◆ What the exercise asks ◆
Restate the entries below word for word, omitting nothing.

◆ A block of data ◆
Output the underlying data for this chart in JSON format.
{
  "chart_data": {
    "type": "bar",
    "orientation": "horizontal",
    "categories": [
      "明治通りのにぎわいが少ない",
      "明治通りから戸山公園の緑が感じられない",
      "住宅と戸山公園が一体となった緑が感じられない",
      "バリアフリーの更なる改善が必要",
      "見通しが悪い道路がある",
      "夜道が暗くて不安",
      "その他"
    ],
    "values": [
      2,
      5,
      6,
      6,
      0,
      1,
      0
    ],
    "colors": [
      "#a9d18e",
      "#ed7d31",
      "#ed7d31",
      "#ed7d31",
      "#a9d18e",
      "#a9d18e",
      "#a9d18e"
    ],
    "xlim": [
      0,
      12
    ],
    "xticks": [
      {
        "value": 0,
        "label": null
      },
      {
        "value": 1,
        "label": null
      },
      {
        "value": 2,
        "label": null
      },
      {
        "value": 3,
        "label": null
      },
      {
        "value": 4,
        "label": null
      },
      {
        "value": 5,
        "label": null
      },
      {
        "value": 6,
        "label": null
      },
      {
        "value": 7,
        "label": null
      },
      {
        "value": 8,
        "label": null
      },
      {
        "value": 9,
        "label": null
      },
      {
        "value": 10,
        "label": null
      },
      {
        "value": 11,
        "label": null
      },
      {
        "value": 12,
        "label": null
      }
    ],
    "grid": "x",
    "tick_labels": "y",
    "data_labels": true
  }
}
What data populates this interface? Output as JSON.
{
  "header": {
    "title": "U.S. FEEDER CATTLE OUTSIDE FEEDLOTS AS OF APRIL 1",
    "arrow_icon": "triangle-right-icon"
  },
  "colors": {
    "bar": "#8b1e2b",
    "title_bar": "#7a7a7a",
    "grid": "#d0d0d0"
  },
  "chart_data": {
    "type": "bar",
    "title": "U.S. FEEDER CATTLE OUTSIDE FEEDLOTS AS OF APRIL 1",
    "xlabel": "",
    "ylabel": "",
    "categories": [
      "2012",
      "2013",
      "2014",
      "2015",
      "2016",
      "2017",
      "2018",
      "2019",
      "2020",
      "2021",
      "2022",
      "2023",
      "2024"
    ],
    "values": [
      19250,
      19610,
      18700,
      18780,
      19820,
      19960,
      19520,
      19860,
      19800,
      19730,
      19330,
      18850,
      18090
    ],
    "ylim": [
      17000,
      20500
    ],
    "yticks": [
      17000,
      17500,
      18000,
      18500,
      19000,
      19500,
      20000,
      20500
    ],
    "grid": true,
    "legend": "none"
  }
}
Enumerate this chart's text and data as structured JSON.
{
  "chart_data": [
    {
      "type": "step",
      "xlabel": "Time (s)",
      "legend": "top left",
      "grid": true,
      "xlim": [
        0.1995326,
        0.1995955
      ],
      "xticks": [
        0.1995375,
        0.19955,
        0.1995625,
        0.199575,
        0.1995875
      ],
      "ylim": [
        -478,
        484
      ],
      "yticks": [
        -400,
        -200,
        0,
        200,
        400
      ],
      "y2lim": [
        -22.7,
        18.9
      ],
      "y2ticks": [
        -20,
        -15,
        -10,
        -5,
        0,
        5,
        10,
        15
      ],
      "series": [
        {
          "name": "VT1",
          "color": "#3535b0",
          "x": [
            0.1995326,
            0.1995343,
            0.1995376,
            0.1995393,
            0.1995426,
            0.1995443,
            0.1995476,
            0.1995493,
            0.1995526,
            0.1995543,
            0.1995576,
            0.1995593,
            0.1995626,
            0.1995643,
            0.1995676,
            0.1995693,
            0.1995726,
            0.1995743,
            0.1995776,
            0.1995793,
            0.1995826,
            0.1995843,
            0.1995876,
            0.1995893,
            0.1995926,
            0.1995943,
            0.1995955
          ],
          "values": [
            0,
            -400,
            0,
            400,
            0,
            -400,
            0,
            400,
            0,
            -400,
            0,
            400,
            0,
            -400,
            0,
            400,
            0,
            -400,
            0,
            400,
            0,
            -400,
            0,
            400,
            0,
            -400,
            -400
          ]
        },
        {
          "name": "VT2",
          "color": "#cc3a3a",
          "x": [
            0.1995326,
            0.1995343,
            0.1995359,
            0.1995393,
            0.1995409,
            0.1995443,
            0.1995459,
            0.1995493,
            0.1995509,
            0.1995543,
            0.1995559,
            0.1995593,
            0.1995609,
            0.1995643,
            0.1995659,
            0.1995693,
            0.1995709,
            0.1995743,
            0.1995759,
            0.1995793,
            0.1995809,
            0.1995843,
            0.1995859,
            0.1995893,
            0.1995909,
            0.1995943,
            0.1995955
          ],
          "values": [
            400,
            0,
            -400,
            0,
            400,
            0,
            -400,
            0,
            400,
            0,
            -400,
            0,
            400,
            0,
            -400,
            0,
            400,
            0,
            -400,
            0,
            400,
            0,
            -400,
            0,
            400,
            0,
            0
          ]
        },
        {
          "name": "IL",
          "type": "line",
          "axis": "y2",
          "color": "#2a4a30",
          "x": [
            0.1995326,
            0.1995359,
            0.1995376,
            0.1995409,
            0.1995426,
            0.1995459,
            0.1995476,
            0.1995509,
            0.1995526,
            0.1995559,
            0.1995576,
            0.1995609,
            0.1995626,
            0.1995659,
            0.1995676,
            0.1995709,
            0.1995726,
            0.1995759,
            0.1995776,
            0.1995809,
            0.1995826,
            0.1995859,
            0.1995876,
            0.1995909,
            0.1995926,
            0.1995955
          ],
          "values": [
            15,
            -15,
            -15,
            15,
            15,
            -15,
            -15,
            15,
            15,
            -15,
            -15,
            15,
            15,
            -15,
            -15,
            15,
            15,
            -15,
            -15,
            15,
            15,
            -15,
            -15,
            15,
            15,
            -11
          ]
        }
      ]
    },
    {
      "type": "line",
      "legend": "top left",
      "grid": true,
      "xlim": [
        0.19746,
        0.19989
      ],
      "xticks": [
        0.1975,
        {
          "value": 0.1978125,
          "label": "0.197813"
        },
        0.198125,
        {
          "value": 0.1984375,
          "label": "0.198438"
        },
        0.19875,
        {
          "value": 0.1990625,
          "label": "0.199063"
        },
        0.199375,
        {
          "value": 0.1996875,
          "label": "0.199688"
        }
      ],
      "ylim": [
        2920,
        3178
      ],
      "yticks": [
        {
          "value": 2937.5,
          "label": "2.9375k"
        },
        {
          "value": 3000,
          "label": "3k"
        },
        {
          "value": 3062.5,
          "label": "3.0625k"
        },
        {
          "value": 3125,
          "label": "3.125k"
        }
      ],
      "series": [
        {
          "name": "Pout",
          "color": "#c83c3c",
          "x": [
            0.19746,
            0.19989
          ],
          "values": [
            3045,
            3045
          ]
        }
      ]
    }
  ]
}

◆ Reply ◆
Output the underlying data for this chart in JSON format.
{
  "chart_data": {
    "type": "bar",
    "orientation": "horizontal",
    "categories": [
      "明治通りのにぎわいが少ない",
      "明治通りから戸山公園の緑が感じられない",
      "住宅と戸山公園が一体となった緑が感じられない",
      "バリアフリーの更なる改善が必要",
      "見通しが悪い道路がある",
      "夜道が暗くて不安",
      "その他"
    ],
    "values": [
      2,
      5,
      6,
      6,
      0,
      1,
      0
    ],
    "colors": [
      "#a9d18e",
      "#ed7d31",
      "#ed7d31",
      "#ed7d31",
      "#a9d18e",
      "#a9d18e",
      "#a9d18e"
    ],
    "xlim": [
      0,
      12
    ],
    "xticks": [
      {
        "value": 0,
        "label": null
      },
      {
        "value": 1,
        "label": null
      },
      {
        "value": 2,
        "label": null
      },
      {
        "value": 3,
        "label": null
      },
      {
        "value": 4,
        "label": null
      },
      {
        "value": 5,
        "label": null
      },
      {
        "value": 6,
        "label": null
      },
      {
        "value": 7,
        "label": null
      },
      {
        "value": 8,
        "label": null
      },
      {
        "value": 9,
        "label": null
      },
      {
        "value": 10,
        "label": null
      },
      {
        "value": 11,
        "label": null
      },
      {
        "value": 12,
        "label": null
      }
    ],
    "grid": "x",
    "tick_labels": "y",
    "data_labels": true
  }
}
What data populates this interface? Output as JSON.
{
  "header": {
    "title": "U.S. FEEDER CATTLE OUTSIDE FEEDLOTS AS OF APRIL 1",
    "arrow_icon": "triangle-right-icon"
  },
  "colors": {
    "bar": "#8b1e2b",
    "title_bar": "#7a7a7a",
    "grid": "#d0d0d0"
  },
  "chart_data": {
    "type": "bar",
    "title": "U.S. FEEDER CATTLE OUTSIDE FEEDLOTS AS OF APRIL 1",
    "xlabel": "",
    "ylabel": "",
    "categories": [
      "2012",
      "2013",
      "2014",
      "2015",
      "2016",
      "2017",
      "2018",
      "2019",
      "2020",
      "2021",
      "2022",
      "2023",
      "2024"
    ],
    "values": [
      19250,
      19610,
      18700,
      18780,
      19820,
      19960,
      19520,
      19860,
      19800,
      19730,
      19330,
      18850,
      18090
    ],
    "ylim": [
      17000,
      20500
    ],
    "yticks": [
      17000,
      17500,
      18000,
      18500,
      19000,
      19500,
      20000,
      20500
    ],
    "grid": true,
    "legend": "none"
  }
}
Enumerate this chart's text and data as structured JSON.
{
  "chart_data": [
    {
      "type": "step",
      "xlabel": "Time (s)",
      "legend": "top left",
      "grid": true,
      "xlim": [
        0.1995326,
        0.1995955
      ],
      "xticks": [
        0.1995375,
        0.19955,
        0.1995625,
        0.199575,
        0.1995875
      ],
      "ylim": [
        -478,
        484
      ],
      "yticks": [
        -400,
        -200,
        0,
        200,
        400
      ],
      "y2lim": [
        -22.7,
        18.9
      ],
      "y2ticks": [
        -20,
        -15,
        -10,
        -5,
        0,
        5,
        10,
        15
      ],
      "series": [
        {
          "name": "VT1",
          "color": "#3535b0",
          "x": [
            0.1995326,
            0.1995343,
            0.1995376,
            0.1995393,
            0.1995426,
            0.1995443,
            0.1995476,
            0.1995493,
            0.1995526,
            0.1995543,
            0.1995576,
            0.1995593,
            0.1995626,
            0.1995643,
            0.1995676,
            0.1995693,
            0.1995726,
            0.1995743,
            0.1995776,
            0.1995793,
            0.1995826,
            0.1995843,
            0.1995876,
            0.1995893,
            0.1995926,
            0.1995943,
            0.1995955
          ],
          "values": [
            0,
            -400,
            0,
            400,
            0,
            -400,
            0,
            400,
            0,
            -400,
            0,
            400,
            0,
            -400,
            0,
            400,
            0,
            -400,
            0,
            400,
            0,
            -400,
            0,
            400,
            0,
            -400,
            -400
          ]
        },
        {
          "name": "VT2",
          "color": "#cc3a3a",
          "x": [
            0.1995326,
            0.1995343,
            0.1995359,
            0.1995393,
            0.1995409,
            0.1995443,
            0.1995459,
            0.1995493,
            0.1995509,
            0.1995543,
            0.1995559,
            0.1995593,
            0.1995609,
            0.1995643,
            0.1995659,
            0.1995693,
            0.1995709,
            0.1995743,
            0.1995759,
            0.1995793,
            0.1995809,
            0.1995843,
            0.1995859,
            0.1995893,
            0.1995909,
            0.1995943,
            0.1995955
          ],
          "values": [
            400,
            0,
            -400,
            0,
            400,
            0,
            -400,
            0,
            400,
            0,
            -400,
            0,
            400,
            0,
            -400,
            0,
            400,
            0,
            -400,
            0,
            400,
            0,
            -400,
            0,
            400,
            0,
            0
          ]
        },
        {
          "name": "IL",
          "type": "line",
          "axis": "y2",
          "color": "#2a4a30",
          "x": [
            0.1995326,
            0.1995359,
            0.1995376,
            0.1995409,
            0.1995426,
            0.1995459,
            0.1995476,
            0.1995509,
            0.1995526,
            0.1995559,
            0.1995576,
            0.1995609,
            0.1995626,
            0.1995659,
            0.1995676,
            0.1995709,
            0.1995726,
            0.1995759,
            0.1995776,
            0.1995809,
            0.1995826,
            0.1995859,
            0.1995876,
            0.1995909,
            0.1995926,
            0.1995955
          ],
          "values": [
            15,
            -15,
            -15,
            15,
            15,
            -15,
            -15,
            15,
            15,
            -15,
            -15,
            15,
            15,
            -15,
            -15,
            15,
            15,
            -15,
            -15,
            15,
            15,
            -15,
            -15,
            15,
            15,
            -11
          ]
        }
      ]
    },
    {
      "type": "line",
      "legend": "top left",
      "grid": true,
      "xlim": [
        0.19746,
        0.19989
      ],
      "xticks": [
        0.1975,
        {
          "value": 0.1978125,
          "label": "0.197813"
        },
        0.198125,
        {
          "value": 0.1984375,
          "label": "0.198438"
        },
        0.19875,
        {
          "value": 0.1990625,
          "label": "0.199063"
        },
        0.199375,
        {
          "value": 0.1996875,
          "label": "0.199688"
        }
      ],
      "ylim": [
        2920,
        3178
      ],
      "yticks": [
        {
          "value": 2937.5,
          "label": "2.9375k"
        },
        {
          "value": 3000,
          "label": "3k"
        },
        {
          "value": 3062.5,
          "label": "3.0625k"
        },
        {
          "value": 3125,
          "label": "3.125k"
        }
      ],
      "series": [
        {
          "name": "Pout",
          "color": "#c83c3c",
          "x": [
            0.19746,
            0.19989
          ],
          "values": [
            3045,
            3045
          ]
        }
      ]
    }
  ]
}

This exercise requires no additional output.